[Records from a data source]
══════

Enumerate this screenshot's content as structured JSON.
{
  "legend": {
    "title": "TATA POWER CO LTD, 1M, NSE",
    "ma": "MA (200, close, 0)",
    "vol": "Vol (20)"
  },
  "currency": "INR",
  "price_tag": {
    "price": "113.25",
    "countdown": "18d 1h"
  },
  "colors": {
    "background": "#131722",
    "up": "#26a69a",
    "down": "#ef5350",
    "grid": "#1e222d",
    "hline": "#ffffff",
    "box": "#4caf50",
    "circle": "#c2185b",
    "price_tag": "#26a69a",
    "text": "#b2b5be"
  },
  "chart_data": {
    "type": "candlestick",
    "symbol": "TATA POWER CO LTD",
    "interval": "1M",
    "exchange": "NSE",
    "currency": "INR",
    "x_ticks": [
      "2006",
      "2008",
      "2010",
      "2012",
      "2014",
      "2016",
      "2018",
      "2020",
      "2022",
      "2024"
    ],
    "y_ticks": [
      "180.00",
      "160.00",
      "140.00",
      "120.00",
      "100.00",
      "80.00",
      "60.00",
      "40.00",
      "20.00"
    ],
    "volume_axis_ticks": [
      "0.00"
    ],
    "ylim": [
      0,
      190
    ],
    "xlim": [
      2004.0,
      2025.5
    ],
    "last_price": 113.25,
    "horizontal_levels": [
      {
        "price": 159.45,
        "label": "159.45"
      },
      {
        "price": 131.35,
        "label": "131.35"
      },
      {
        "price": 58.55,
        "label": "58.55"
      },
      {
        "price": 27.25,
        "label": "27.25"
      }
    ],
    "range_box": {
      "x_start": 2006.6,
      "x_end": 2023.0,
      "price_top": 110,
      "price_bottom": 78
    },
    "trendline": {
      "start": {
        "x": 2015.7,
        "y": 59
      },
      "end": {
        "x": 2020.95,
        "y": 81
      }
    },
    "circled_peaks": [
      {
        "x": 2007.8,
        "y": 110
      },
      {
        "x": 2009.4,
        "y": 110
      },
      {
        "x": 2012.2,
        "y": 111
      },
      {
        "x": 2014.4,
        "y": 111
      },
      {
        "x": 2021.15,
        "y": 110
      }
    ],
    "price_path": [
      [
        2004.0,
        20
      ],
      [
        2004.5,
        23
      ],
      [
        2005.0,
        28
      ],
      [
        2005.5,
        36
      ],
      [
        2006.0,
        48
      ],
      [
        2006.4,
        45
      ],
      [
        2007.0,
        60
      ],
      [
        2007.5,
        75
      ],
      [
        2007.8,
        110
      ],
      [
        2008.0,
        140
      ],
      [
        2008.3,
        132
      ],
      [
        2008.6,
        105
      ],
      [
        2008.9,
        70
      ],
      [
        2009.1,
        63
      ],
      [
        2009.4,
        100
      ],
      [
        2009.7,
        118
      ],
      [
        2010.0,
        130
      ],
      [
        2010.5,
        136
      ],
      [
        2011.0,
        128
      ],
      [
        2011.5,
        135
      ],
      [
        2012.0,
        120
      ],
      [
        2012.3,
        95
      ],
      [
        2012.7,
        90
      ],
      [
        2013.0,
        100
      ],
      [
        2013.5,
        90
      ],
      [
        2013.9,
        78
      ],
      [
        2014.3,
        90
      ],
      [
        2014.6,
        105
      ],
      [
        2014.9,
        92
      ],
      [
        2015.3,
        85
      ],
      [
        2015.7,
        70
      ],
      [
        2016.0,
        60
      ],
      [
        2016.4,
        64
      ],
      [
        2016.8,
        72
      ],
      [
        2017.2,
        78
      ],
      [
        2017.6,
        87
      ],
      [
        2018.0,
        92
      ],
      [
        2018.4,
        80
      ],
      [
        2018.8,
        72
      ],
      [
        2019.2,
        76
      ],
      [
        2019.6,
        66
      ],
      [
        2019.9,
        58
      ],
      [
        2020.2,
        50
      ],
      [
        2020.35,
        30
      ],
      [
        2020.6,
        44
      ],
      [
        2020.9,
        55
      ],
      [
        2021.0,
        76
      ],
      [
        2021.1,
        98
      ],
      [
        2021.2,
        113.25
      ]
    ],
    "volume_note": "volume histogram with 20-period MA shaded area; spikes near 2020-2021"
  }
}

══════

Pull out every line of the entries that includes the word "TATA".

    "title": "TATA POWER CO LTD, 1M, NSE",
    "symbol": "TATA POWER CO LTD",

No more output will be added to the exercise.